▸ REQUIRED WORK
Gather the lines below that include the string "image", copying each in full.
***
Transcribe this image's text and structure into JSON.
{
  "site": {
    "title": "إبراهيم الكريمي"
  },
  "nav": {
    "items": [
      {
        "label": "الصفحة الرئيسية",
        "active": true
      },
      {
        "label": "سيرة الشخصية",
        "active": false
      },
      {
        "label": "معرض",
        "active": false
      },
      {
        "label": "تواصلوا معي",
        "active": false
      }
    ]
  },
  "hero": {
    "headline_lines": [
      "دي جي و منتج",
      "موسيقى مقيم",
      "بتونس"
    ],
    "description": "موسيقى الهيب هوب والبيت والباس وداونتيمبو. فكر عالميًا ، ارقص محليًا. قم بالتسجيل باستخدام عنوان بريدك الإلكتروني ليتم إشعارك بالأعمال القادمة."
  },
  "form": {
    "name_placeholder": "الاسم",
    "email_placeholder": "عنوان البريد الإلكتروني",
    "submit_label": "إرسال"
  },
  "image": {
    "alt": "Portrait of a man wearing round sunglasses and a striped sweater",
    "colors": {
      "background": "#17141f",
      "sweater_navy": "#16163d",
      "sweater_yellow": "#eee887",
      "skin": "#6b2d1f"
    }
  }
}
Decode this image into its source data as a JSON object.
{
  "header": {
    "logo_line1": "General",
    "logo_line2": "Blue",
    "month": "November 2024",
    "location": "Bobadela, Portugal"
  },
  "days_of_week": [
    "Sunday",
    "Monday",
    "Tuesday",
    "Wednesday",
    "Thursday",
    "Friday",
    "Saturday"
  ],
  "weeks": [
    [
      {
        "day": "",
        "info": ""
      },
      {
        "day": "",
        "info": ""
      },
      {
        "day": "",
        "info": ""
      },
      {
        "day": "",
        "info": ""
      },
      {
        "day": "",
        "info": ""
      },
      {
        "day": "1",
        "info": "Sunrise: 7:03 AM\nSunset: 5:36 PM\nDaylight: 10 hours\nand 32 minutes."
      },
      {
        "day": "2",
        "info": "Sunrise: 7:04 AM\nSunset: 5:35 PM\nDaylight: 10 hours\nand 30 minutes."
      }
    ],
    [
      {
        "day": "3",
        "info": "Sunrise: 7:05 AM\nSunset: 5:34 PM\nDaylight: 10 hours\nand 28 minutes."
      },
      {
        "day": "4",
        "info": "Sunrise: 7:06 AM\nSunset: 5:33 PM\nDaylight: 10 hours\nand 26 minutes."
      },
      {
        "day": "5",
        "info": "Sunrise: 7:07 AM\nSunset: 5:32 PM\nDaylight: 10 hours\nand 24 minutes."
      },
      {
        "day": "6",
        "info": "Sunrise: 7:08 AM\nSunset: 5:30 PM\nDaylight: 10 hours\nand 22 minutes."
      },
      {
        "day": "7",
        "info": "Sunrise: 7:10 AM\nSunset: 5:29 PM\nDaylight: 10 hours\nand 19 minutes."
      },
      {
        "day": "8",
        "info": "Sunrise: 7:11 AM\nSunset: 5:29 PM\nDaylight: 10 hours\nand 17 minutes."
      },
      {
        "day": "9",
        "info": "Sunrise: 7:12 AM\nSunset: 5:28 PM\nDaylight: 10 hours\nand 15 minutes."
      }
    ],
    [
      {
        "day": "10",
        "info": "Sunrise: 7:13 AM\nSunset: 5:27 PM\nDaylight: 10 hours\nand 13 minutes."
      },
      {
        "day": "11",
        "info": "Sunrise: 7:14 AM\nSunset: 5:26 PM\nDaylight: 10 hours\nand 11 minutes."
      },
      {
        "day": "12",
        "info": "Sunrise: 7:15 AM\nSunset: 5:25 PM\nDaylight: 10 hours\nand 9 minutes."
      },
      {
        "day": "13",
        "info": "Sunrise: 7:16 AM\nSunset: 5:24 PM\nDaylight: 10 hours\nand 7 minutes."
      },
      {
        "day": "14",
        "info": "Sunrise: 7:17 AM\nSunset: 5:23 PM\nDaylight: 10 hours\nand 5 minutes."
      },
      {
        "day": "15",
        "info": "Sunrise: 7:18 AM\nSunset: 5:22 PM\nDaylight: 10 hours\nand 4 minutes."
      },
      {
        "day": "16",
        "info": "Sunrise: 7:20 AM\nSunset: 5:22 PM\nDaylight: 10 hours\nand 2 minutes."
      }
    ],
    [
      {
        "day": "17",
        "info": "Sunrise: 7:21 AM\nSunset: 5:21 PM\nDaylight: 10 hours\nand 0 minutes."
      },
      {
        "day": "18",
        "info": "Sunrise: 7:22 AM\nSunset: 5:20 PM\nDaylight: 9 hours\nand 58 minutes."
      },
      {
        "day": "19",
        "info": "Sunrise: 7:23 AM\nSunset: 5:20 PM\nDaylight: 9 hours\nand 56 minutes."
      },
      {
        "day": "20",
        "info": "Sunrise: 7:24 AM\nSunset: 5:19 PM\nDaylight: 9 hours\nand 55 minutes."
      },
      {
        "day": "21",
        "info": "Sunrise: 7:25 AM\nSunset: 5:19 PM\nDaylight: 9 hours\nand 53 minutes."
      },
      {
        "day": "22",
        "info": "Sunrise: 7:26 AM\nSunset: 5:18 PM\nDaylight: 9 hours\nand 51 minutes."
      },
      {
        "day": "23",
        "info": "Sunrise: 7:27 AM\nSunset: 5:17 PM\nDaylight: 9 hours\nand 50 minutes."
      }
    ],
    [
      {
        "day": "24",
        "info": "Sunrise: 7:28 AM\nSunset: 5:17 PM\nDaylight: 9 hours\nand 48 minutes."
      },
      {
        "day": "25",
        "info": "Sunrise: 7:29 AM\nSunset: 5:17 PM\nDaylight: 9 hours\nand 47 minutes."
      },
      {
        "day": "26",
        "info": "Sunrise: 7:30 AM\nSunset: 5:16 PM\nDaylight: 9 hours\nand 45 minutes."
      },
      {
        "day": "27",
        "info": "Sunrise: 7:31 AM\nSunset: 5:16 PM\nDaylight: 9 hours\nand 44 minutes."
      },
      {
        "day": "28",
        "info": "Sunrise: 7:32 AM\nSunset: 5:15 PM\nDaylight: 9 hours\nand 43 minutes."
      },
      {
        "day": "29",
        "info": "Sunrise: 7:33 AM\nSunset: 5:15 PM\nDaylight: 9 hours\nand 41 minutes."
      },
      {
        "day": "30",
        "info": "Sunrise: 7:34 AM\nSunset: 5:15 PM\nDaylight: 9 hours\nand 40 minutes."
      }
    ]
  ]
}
***
▸ TASK SOLUTION
Transcribe this image's text and structure into JSON.
  "image": {
Decode this image into its source data as a JSON object.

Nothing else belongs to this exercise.